■ **Objective**:
Repeat, exactly and alone, every line from the line that contains "What does this" to the end of the entries.

□ □ □ □ □ □ □

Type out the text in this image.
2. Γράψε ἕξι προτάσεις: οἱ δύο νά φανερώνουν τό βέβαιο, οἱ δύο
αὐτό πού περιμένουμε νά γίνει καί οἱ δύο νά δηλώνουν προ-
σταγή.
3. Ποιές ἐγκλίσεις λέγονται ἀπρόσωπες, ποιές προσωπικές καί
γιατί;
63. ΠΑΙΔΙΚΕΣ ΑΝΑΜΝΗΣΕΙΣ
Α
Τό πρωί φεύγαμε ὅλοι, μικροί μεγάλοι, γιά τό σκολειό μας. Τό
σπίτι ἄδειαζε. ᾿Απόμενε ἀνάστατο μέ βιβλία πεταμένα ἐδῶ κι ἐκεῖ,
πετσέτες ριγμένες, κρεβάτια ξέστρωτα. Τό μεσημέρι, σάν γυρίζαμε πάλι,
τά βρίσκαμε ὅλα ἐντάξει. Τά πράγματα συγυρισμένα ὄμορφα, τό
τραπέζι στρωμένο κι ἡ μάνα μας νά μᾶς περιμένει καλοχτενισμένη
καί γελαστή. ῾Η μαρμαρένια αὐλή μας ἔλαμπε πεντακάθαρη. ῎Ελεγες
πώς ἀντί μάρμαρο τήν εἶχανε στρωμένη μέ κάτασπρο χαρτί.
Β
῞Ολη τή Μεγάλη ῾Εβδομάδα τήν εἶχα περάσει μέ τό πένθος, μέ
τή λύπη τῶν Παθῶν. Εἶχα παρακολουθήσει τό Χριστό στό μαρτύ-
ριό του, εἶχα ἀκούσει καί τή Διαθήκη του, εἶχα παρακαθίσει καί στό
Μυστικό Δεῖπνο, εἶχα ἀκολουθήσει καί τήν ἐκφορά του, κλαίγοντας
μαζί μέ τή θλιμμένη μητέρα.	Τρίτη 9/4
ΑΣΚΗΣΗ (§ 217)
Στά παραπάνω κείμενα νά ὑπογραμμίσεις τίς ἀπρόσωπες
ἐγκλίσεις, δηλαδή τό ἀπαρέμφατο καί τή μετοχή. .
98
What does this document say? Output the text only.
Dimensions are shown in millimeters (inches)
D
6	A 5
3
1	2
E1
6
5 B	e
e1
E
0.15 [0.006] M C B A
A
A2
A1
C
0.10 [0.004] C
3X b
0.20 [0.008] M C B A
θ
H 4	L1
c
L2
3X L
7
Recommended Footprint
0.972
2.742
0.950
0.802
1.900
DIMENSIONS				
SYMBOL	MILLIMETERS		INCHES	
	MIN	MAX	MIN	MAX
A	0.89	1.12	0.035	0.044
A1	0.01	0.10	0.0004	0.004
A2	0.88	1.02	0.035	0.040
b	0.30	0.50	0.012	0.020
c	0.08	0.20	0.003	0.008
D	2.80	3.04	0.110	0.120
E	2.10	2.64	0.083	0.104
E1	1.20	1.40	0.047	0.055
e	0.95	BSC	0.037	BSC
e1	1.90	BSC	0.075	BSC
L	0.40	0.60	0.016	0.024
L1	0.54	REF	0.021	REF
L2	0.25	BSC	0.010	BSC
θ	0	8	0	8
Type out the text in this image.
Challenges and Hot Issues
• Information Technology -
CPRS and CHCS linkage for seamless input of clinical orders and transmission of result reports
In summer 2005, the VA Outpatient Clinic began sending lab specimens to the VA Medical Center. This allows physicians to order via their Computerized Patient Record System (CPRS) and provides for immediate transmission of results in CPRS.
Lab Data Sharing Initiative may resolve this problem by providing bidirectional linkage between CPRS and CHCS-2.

□ □ □ □ □ □ □

■ **Completed exercise**:
What does this document say? Output the text only.
Dimensions are shown in millimeters (inches)
D
6	A 5
3
1	2
E1
6
5 B	e
e1
E
0.15 [0.006] M C B A
A
A2
A1
C
0.10 [0.004] C
3X b
0.20 [0.008] M C B A
θ
H 4	L1
c
L2
3X L
7
Recommended Footprint
0.972
2.742
0.950
0.802
1.900
DIMENSIONS				
SYMBOL	MILLIMETERS		INCHES	
	MIN	MAX	MIN	MAX
A	0.89	1.12	0.035	0.044
A1	0.01	0.10	0.0004	0.004
A2	0.88	1.02	0.035	0.040
b	0.30	0.50	0.012	0.020
c	0.08	0.20	0.003	0.008
D	2.80	3.04	0.110	0.120
E	2.10	2.64	0.083	0.104
E1	1.20	1.40	0.047	0.055
e	0.95	BSC	0.037	BSC
e1	1.90	BSC	0.075	BSC
L	0.40	0.60	0.016	0.024
L1	0.54	REF	0.021	REF
L2	0.25	BSC	0.010	BSC
θ	0	8	0	8
Type out the text in this image.
Challenges and Hot Issues
• Information Technology -
CPRS and CHCS linkage for seamless input of clinical orders and transmission of result reports
In summer 2005, the VA Outpatient Clinic began sending lab specimens to the VA Medical Center. This allows physicians to order via their Computerized Patient Record System (CPRS) and provides for immediate transmission of results in CPRS.
Lab Data Sharing Initiative may resolve this problem by providing bidirectional linkage between CPRS and CHCS-2.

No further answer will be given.